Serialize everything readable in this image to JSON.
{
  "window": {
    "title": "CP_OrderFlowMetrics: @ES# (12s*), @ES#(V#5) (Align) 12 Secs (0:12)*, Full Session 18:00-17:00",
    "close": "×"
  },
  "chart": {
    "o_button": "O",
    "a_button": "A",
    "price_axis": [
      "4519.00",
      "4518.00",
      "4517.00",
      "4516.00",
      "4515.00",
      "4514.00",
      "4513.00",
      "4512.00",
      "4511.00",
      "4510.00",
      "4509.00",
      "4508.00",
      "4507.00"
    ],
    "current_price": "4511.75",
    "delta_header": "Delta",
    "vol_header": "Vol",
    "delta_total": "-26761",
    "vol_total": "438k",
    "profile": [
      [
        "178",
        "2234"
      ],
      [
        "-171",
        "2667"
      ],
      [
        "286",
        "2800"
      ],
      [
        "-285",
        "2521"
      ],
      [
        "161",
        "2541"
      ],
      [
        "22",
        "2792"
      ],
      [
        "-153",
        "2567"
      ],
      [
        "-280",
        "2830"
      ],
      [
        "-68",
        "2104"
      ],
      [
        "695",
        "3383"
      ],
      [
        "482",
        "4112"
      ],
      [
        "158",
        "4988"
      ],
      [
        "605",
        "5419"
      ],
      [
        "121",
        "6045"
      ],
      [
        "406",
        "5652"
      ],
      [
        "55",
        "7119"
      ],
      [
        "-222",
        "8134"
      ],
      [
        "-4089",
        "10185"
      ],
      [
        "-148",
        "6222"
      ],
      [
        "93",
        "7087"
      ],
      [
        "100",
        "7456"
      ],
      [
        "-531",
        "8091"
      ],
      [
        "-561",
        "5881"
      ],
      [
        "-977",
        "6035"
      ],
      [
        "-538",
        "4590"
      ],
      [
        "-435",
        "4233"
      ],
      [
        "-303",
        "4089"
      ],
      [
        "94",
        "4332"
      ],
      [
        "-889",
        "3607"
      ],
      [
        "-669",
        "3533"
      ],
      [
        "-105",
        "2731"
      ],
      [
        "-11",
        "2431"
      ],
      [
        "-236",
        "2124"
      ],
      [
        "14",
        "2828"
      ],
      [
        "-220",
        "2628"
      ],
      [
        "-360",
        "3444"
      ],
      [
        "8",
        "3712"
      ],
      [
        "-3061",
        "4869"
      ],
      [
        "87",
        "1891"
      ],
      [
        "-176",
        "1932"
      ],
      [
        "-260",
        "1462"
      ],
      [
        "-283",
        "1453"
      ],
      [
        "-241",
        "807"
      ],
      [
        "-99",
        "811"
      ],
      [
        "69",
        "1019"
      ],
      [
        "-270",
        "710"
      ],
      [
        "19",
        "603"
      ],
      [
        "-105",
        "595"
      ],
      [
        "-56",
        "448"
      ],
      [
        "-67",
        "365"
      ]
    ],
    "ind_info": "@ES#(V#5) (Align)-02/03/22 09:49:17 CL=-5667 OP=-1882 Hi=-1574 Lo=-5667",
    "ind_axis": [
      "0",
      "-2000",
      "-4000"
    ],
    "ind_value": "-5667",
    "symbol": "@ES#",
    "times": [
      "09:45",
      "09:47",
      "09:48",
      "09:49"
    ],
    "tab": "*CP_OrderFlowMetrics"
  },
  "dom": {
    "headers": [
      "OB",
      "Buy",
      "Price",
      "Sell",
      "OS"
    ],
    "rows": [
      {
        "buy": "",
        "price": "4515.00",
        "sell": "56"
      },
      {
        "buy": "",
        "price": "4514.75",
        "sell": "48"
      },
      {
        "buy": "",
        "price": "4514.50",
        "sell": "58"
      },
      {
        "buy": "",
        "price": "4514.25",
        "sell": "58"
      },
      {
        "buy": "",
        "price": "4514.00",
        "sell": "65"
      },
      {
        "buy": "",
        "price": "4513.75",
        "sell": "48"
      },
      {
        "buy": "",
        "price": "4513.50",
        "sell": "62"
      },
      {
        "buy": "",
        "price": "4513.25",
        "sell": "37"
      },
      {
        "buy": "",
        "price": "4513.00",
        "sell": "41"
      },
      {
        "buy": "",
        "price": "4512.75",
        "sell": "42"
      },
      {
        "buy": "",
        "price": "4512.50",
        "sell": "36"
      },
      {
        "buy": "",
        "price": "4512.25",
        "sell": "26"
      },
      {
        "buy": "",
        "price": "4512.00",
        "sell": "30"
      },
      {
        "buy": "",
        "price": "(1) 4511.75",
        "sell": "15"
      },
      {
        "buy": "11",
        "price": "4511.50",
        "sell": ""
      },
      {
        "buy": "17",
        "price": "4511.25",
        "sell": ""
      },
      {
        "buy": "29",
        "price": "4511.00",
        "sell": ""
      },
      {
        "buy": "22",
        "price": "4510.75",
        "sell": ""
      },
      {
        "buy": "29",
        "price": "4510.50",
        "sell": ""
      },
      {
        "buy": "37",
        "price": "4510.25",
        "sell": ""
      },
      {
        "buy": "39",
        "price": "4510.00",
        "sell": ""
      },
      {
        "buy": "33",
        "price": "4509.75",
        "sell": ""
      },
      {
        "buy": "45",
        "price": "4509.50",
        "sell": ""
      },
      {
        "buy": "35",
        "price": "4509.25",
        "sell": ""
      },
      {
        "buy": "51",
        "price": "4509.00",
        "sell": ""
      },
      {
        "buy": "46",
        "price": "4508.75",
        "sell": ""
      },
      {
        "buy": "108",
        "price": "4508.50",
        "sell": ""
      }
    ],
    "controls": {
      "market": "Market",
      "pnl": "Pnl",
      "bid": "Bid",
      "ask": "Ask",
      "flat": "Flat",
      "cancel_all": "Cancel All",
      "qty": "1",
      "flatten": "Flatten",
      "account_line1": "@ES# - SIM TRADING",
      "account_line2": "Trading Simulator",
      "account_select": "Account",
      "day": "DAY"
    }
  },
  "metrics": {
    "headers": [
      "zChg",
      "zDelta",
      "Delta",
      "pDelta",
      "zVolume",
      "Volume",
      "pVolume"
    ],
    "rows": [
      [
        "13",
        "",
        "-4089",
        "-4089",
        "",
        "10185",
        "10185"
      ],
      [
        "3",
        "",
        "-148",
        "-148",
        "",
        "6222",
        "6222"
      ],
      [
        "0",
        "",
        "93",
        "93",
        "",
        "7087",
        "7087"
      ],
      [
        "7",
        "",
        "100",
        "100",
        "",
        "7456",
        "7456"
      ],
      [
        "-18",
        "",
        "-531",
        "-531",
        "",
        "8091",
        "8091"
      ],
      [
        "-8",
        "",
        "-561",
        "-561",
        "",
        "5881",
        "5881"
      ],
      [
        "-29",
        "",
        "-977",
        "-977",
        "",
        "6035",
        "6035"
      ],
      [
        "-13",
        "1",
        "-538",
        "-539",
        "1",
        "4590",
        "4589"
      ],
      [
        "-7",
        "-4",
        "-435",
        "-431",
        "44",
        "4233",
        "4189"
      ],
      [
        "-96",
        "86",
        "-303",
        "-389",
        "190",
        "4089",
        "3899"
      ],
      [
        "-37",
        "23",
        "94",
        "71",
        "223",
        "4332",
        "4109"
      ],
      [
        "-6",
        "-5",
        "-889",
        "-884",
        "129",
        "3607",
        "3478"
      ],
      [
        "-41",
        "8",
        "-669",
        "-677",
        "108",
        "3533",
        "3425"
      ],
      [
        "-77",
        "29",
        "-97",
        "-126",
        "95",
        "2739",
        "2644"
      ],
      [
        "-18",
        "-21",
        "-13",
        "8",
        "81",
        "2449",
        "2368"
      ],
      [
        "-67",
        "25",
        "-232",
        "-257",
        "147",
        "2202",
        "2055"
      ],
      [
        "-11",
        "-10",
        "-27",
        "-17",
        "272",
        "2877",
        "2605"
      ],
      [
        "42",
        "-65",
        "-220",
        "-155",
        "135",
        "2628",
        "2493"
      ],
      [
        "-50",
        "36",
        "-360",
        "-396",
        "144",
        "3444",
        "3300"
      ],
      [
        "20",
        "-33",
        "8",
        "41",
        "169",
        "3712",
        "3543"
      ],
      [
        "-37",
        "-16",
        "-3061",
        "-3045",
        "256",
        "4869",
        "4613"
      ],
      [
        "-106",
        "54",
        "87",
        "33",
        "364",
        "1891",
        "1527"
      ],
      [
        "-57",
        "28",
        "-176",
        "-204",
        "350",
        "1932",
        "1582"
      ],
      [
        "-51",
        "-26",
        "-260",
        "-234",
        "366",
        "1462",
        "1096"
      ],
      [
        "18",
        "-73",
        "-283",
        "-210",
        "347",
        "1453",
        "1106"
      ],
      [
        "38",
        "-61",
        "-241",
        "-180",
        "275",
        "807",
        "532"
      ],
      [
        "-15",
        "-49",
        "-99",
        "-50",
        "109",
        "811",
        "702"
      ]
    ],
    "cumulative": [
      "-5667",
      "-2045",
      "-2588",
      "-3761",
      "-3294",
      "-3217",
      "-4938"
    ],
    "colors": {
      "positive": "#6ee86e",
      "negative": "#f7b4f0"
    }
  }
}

________________________

• Required task
Check the records above line by line and tally those holding the string "Align". Answer with the number only.

• Solution to the exercise
2